Dataset:
-- -- --
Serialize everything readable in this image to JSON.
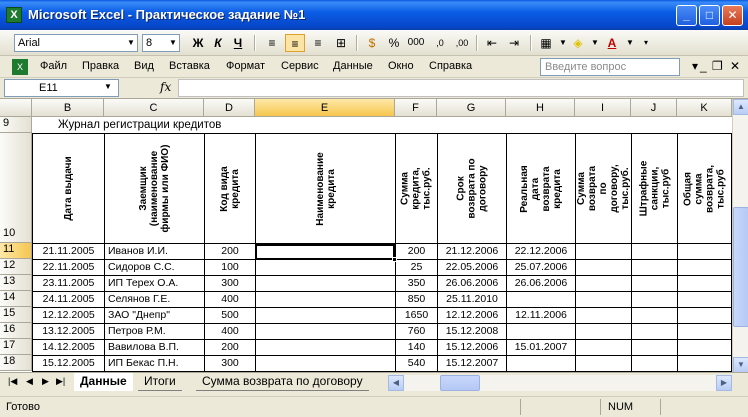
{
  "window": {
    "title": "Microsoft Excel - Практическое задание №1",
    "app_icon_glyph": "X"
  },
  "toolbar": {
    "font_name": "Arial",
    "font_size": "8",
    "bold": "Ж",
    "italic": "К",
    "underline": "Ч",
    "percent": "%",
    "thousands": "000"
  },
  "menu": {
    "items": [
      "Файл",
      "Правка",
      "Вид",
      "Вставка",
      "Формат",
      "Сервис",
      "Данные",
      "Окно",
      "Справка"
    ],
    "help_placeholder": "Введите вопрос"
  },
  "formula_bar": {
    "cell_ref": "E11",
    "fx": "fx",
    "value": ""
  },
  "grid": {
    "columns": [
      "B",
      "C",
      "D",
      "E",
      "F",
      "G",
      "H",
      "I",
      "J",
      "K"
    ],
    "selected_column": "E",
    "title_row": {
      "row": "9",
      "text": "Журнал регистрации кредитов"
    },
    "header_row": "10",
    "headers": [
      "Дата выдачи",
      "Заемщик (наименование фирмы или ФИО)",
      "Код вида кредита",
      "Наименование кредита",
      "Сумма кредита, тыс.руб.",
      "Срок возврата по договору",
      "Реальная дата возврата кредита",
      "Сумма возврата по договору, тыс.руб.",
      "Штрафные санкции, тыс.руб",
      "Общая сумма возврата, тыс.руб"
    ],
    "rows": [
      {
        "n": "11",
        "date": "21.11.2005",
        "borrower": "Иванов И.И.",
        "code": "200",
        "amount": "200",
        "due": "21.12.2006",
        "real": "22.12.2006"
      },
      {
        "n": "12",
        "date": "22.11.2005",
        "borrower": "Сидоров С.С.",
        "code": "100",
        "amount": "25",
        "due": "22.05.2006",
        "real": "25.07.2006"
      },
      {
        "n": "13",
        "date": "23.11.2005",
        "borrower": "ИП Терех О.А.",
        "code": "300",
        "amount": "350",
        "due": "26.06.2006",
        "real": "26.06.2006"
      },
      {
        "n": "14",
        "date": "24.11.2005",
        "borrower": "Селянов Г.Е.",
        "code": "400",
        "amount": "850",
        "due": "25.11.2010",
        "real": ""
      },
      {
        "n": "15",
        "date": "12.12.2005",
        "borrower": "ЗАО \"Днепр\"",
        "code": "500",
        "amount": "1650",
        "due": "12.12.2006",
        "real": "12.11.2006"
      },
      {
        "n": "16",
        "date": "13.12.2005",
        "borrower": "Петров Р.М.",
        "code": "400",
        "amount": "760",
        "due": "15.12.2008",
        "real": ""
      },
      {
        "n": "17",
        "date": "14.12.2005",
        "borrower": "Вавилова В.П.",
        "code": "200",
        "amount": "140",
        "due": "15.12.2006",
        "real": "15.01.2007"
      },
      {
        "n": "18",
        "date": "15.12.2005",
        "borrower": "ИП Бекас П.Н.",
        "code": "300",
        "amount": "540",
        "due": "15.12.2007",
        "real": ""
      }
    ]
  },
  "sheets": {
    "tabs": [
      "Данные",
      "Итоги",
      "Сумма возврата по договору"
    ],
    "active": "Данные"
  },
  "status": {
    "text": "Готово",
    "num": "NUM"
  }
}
-- -- --
What this task involves:
Transcribe every record above exactly, leaving out the pictures.

Reply to the exercise:
Serialize everything readable in this image to JSON.
{
  "window": {
    "title": "Microsoft Excel - Практическое задание №1",
    "app_icon_glyph": "X"
  },
  "toolbar": {
    "font_name": "Arial",
    "font_size": "8",
    "bold": "Ж",
    "italic": "К",
    "underline": "Ч",
    "percent": "%",
    "thousands": "000"
  },
  "menu": {
    "items": [
      "Файл",
      "Правка",
      "Вид",
      "Вставка",
      "Формат",
      "Сервис",
      "Данные",
      "Окно",
      "Справка"
    ],
    "help_placeholder": "Введите вопрос"
  },
  "formula_bar": {
    "cell_ref": "E11",
    "fx": "fx",
    "value": ""
  },
  "grid": {
    "columns": [
      "B",
      "C",
      "D",
      "E",
      "F",
      "G",
      "H",
      "I",
      "J",
      "K"
    ],
    "selected_column": "E",
    "title_row": {
      "row": "9",
      "text": "Журнал регистрации кредитов"
    },
    "header_row": "10",
    "headers": [
      "Дата выдачи",
      "Заемщик (наименование фирмы или ФИО)",
      "Код вида кредита",
      "Наименование кредита",
      "Сумма кредита, тыс.руб.",
      "Срок возврата по договору",
      "Реальная дата возврата кредита",
      "Сумма возврата по договору, тыс.руб.",
      "Штрафные санкции, тыс.руб",
      "Общая сумма возврата, тыс.руб"
    ],
    "rows": [
      {
        "n": "11",
        "date": "21.11.2005",
        "borrower": "Иванов И.И.",
        "code": "200",
        "amount": "200",
        "due": "21.12.2006",
        "real": "22.12.2006"
      },
      {
        "n": "12",
        "date": "22.11.2005",
        "borrower": "Сидоров С.С.",
        "code": "100",
        "amount": "25",
        "due": "22.05.2006",
        "real": "25.07.2006"
      },
      {
        "n": "13",
        "date": "23.11.2005",
        "borrower": "ИП Терех О.А.",
        "code": "300",
        "amount": "350",
        "due": "26.06.2006",
        "real": "26.06.2006"
      },
      {
        "n": "14",
        "date": "24.11.2005",
        "borrower": "Селянов Г.Е.",
        "code": "400",
        "amount": "850",
        "due": "25.11.2010",
        "real": ""
      },
      {
        "n": "15",
        "date": "12.12.2005",
        "borrower": "ЗАО \"Днепр\"",
        "code": "500",
        "amount": "1650",
        "due": "12.12.2006",
        "real": "12.11.2006"
      },
      {
        "n": "16",
        "date": "13.12.2005",
        "borrower": "Петров Р.М.",
        "code": "400",
        "amount": "760",
        "due": "15.12.2008",
        "real": ""
      },
      {
        "n": "17",
        "date": "14.12.2005",
        "borrower": "Вавилова В.П.",
        "code": "200",
        "amount": "140",
        "due": "15.12.2006",
        "real": "15.01.2007"
      },
      {
        "n": "18",
        "date": "15.12.2005",
        "borrower": "ИП Бекас П.Н.",
        "code": "300",
        "amount": "540",
        "due": "15.12.2007",
        "real": ""
      }
    ]
  },
  "sheets": {
    "tabs": [
      "Данные",
      "Итоги",
      "Сумма возврата по договору"
    ],
    "active": "Данные"
  },
  "status": {
    "text": "Готово",
    "num": "NUM"
  }
}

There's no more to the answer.